Dataset entries on figures
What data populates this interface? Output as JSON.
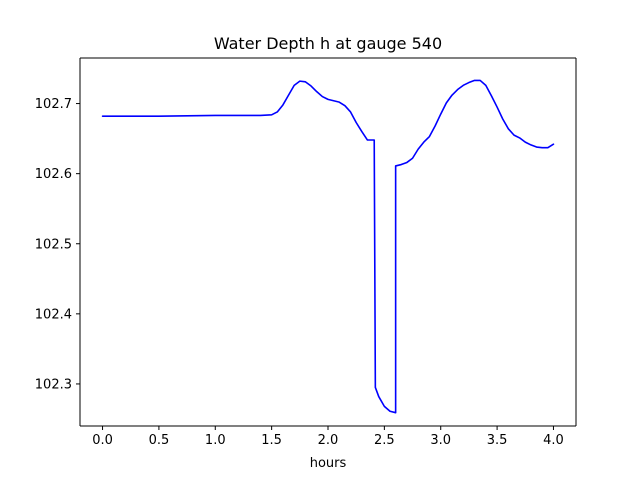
{
  "chart_data": {
    "type": "line",
    "title": "Water Depth h at gauge 540",
    "xlabel": "hours",
    "ylabel": "",
    "xlim": [
      -0.2,
      4.2
    ],
    "ylim": [
      102.24,
      102.765
    ],
    "xticks": [
      0.0,
      0.5,
      1.0,
      1.5,
      2.0,
      2.5,
      3.0,
      3.5,
      4.0
    ],
    "xtick_labels": [
      "0.0",
      "0.5",
      "1.0",
      "1.5",
      "2.0",
      "2.5",
      "3.0",
      "3.5",
      "4.0"
    ],
    "yticks": [
      102.3,
      102.4,
      102.5,
      102.6,
      102.7
    ],
    "ytick_labels": [
      "102.3",
      "102.4",
      "102.5",
      "102.6",
      "102.7"
    ],
    "grid": false,
    "legend": "none",
    "series": [
      {
        "color": "#0000ff",
        "x": [
          0.0,
          0.5,
          1.0,
          1.4,
          1.5,
          1.55,
          1.6,
          1.65,
          1.7,
          1.75,
          1.8,
          1.85,
          1.9,
          1.95,
          2.0,
          2.05,
          2.1,
          2.15,
          2.2,
          2.25,
          2.3,
          2.35,
          2.41,
          2.42,
          2.45,
          2.5,
          2.55,
          2.6,
          2.6,
          2.65,
          2.7,
          2.75,
          2.8,
          2.85,
          2.9,
          2.95,
          3.0,
          3.05,
          3.1,
          3.15,
          3.2,
          3.25,
          3.3,
          3.35,
          3.4,
          3.45,
          3.5,
          3.55,
          3.6,
          3.65,
          3.7,
          3.75,
          3.8,
          3.85,
          3.9,
          3.95,
          4.0
        ],
        "y": [
          102.682,
          102.682,
          102.683,
          102.683,
          102.684,
          102.688,
          102.698,
          102.712,
          102.726,
          102.732,
          102.731,
          102.725,
          102.717,
          102.71,
          102.706,
          102.704,
          102.702,
          102.697,
          102.688,
          102.673,
          102.66,
          102.648,
          102.648,
          102.295,
          102.282,
          102.268,
          102.261,
          102.259,
          102.611,
          102.613,
          102.616,
          102.622,
          102.635,
          102.645,
          102.653,
          102.668,
          102.685,
          102.701,
          102.712,
          102.72,
          102.726,
          102.73,
          102.733,
          102.733,
          102.726,
          102.711,
          102.695,
          102.678,
          102.664,
          102.655,
          102.651,
          102.645,
          102.641,
          102.638,
          102.637,
          102.637,
          102.642
        ]
      }
    ]
  }
}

Exercise aim -
Omit the pictures, then quote the rest of the material above exactly.

Answer for this exercise -
What data populates this interface? Output as JSON.
{
  "chart_data": {
    "type": "line",
    "title": "Water Depth h at gauge 540",
    "xlabel": "hours",
    "ylabel": "",
    "xlim": [
      -0.2,
      4.2
    ],
    "ylim": [
      102.24,
      102.765
    ],
    "xticks": [
      0.0,
      0.5,
      1.0,
      1.5,
      2.0,
      2.5,
      3.0,
      3.5,
      4.0
    ],
    "xtick_labels": [
      "0.0",
      "0.5",
      "1.0",
      "1.5",
      "2.0",
      "2.5",
      "3.0",
      "3.5",
      "4.0"
    ],
    "yticks": [
      102.3,
      102.4,
      102.5,
      102.6,
      102.7
    ],
    "ytick_labels": [
      "102.3",
      "102.4",
      "102.5",
      "102.6",
      "102.7"
    ],
    "grid": false,
    "legend": "none",
    "series": [
      {
        "color": "#0000ff",
        "x": [
          0.0,
          0.5,
          1.0,
          1.4,
          1.5,
          1.55,
          1.6,
          1.65,
          1.7,
          1.75,
          1.8,
          1.85,
          1.9,
          1.95,
          2.0,
          2.05,
          2.1,
          2.15,
          2.2,
          2.25,
          2.3,
          2.35,
          2.41,
          2.42,
          2.45,
          2.5,
          2.55,
          2.6,
          2.6,
          2.65,
          2.7,
          2.75,
          2.8,
          2.85,
          2.9,
          2.95,
          3.0,
          3.05,
          3.1,
          3.15,
          3.2,
          3.25,
          3.3,
          3.35,
          3.4,
          3.45,
          3.5,
          3.55,
          3.6,
          3.65,
          3.7,
          3.75,
          3.8,
          3.85,
          3.9,
          3.95,
          4.0
        ],
        "y": [
          102.682,
          102.682,
          102.683,
          102.683,
          102.684,
          102.688,
          102.698,
          102.712,
          102.726,
          102.732,
          102.731,
          102.725,
          102.717,
          102.71,
          102.706,
          102.704,
          102.702,
          102.697,
          102.688,
          102.673,
          102.66,
          102.648,
          102.648,
          102.295,
          102.282,
          102.268,
          102.261,
          102.259,
          102.611,
          102.613,
          102.616,
          102.622,
          102.635,
          102.645,
          102.653,
          102.668,
          102.685,
          102.701,
          102.712,
          102.72,
          102.726,
          102.73,
          102.733,
          102.733,
          102.726,
          102.711,
          102.695,
          102.678,
          102.664,
          102.655,
          102.651,
          102.645,
          102.641,
          102.638,
          102.637,
          102.637,
          102.642
        ]
      }
    ]
  }
}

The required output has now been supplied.